What you are asked to do:
Copy every line from the data below in which the string "возбуждать" can be found.

..............................

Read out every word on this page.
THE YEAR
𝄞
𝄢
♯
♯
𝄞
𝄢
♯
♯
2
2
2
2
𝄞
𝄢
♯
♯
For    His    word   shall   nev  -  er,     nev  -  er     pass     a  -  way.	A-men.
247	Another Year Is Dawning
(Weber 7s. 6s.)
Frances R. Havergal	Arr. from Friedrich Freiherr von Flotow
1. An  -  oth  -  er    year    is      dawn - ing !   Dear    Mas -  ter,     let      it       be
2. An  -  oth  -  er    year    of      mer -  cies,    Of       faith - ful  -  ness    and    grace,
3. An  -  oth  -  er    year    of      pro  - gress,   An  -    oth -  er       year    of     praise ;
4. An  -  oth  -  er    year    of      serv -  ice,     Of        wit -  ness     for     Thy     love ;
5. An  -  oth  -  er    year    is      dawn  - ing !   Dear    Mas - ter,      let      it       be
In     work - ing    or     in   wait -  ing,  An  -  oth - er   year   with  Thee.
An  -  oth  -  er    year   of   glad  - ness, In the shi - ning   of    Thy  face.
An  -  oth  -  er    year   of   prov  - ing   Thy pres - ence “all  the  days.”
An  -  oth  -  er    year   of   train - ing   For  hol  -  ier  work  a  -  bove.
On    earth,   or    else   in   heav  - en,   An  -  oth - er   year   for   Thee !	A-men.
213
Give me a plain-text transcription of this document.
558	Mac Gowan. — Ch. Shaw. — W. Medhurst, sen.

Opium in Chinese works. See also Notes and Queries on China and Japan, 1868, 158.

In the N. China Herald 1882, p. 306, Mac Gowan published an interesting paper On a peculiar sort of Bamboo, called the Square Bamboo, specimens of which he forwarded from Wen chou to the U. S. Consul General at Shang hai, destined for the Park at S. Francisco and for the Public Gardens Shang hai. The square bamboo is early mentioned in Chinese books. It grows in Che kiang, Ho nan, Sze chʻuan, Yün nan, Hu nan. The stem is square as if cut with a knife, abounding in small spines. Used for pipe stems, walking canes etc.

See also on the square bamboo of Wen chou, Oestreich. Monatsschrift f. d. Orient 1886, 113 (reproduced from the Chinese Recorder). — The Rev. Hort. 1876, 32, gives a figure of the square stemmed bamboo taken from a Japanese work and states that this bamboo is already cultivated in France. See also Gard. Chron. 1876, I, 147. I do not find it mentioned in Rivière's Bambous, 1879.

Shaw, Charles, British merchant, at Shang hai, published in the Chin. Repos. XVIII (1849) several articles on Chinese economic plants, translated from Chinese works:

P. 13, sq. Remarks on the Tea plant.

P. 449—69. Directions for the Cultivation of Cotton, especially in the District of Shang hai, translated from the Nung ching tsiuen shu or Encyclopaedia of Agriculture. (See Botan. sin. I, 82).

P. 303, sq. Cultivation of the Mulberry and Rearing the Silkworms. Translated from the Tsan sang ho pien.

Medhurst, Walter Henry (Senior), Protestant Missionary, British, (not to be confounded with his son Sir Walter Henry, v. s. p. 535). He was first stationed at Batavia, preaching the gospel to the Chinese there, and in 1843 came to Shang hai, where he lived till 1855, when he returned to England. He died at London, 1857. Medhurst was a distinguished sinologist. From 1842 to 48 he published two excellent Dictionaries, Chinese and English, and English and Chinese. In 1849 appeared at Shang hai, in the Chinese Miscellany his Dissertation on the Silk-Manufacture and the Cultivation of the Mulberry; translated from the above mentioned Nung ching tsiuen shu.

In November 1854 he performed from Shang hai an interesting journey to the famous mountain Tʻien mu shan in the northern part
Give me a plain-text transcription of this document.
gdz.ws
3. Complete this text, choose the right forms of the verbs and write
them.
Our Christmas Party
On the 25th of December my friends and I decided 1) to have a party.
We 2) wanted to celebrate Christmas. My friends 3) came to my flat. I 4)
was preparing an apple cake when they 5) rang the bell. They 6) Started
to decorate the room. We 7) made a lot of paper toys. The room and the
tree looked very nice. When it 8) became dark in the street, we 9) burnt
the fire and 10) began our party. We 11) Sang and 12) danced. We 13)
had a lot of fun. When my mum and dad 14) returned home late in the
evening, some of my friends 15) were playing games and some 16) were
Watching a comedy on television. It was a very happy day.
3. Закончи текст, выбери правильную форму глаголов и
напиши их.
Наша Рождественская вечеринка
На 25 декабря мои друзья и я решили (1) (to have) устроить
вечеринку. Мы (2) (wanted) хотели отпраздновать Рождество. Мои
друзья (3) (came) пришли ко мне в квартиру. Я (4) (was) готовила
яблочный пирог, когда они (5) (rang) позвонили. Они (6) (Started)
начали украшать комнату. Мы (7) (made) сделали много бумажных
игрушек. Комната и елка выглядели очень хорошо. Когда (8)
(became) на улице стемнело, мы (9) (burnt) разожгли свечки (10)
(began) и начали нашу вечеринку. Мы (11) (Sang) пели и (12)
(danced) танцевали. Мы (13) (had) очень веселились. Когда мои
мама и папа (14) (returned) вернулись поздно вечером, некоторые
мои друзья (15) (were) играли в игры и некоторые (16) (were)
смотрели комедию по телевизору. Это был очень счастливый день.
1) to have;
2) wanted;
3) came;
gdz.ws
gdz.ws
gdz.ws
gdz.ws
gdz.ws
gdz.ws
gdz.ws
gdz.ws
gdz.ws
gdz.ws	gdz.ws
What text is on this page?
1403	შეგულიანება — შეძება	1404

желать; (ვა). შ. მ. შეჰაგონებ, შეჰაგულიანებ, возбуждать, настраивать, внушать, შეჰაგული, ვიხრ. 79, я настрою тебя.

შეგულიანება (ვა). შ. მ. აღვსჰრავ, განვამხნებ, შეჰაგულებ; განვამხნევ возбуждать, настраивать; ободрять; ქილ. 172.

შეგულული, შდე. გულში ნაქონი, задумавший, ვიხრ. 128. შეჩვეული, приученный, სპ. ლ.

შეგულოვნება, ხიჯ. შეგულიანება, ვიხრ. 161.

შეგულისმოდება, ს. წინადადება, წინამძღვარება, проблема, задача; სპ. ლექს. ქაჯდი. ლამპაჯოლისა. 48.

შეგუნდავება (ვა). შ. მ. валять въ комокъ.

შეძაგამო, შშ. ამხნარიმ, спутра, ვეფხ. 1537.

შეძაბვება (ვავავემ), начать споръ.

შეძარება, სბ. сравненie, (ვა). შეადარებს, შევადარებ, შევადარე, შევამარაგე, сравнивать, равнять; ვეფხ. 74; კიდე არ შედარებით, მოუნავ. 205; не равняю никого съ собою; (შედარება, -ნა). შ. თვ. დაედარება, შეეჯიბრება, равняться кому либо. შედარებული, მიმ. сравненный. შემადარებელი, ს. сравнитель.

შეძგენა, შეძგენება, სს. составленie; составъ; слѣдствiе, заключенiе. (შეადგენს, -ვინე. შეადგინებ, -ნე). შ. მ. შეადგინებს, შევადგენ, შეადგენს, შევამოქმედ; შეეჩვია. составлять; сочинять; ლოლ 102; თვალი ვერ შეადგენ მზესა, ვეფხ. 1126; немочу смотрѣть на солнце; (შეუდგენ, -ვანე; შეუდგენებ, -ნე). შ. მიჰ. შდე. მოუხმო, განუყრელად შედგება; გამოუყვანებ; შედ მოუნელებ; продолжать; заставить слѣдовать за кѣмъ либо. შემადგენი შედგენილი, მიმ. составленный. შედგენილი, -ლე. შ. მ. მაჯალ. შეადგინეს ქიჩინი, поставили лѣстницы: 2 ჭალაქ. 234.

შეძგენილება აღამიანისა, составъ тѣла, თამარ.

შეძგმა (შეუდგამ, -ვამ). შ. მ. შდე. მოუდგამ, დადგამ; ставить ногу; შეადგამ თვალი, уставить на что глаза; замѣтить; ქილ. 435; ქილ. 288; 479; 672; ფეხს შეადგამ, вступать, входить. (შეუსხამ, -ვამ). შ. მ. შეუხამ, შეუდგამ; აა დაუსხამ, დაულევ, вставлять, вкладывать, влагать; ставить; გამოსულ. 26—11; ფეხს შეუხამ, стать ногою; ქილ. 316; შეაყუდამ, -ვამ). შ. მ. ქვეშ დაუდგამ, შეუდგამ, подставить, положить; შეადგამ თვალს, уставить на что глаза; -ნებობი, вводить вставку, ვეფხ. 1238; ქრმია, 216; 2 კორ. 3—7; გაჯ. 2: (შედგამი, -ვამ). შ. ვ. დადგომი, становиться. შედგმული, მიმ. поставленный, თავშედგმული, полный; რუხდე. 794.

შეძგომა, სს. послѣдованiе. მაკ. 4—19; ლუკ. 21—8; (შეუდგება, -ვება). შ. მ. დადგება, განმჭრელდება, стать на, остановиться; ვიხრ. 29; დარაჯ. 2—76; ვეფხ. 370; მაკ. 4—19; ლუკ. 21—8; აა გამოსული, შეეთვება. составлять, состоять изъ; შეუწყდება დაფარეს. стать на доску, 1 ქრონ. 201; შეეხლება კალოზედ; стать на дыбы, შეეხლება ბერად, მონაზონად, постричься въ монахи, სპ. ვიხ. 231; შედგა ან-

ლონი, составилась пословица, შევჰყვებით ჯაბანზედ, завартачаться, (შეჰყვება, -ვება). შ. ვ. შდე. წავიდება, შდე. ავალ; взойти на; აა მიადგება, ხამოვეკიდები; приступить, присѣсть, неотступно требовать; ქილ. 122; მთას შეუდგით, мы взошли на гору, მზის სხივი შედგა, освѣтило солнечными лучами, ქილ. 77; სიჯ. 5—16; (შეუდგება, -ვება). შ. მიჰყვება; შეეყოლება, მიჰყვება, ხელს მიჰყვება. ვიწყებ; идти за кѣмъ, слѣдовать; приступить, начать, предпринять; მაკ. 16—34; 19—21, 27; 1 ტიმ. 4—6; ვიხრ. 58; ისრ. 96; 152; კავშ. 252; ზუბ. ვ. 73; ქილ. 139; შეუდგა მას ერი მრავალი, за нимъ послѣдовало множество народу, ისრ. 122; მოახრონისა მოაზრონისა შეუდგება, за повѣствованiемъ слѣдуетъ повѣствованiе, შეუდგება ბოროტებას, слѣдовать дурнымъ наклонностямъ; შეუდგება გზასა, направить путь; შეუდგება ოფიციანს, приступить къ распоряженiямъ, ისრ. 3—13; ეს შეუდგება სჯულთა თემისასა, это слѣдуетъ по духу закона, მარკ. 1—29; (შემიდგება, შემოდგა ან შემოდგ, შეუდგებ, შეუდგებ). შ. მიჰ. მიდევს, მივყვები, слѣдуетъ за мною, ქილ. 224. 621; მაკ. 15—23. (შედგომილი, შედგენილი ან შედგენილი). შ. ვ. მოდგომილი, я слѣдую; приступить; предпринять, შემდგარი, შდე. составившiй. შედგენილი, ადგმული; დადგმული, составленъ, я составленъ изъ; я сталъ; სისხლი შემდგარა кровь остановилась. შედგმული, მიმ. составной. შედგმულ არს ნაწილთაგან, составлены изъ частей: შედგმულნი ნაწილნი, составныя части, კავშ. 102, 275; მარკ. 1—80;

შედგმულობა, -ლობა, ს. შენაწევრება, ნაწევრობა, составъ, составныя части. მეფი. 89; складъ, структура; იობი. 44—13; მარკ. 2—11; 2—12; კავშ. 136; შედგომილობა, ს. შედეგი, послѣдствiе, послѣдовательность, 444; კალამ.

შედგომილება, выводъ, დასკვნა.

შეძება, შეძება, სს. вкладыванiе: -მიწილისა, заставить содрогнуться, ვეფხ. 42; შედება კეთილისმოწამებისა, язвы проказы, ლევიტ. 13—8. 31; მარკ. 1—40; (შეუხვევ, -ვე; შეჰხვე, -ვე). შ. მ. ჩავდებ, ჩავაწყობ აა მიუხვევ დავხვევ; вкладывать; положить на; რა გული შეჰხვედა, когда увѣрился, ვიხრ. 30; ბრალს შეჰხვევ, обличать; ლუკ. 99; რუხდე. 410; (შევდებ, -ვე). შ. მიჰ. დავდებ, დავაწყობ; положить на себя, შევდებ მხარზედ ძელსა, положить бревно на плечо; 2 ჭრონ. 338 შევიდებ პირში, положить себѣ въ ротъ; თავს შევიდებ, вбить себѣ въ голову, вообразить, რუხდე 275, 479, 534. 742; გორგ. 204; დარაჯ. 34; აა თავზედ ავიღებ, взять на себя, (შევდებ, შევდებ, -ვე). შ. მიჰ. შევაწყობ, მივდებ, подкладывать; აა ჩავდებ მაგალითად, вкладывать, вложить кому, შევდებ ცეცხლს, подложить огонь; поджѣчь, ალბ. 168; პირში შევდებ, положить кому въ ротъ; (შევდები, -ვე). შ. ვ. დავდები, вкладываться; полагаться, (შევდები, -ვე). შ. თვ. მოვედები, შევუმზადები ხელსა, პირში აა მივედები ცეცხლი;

..............................

Answer in full:
желать; (ვა). შ. მ. შეჰაგონებ, შეჰაგულიანებ, возбуждать, настраивать, внушать, შეჰაგული, ვიხრ. 79, я настрою тебя.
შეგულიანება (ვა). შ. მ. აღვსჰრავ, განვამხნებ, შეჰაგულებ; განვამხნევ возбуждать, настраивать; ободрять; ქილ. 172.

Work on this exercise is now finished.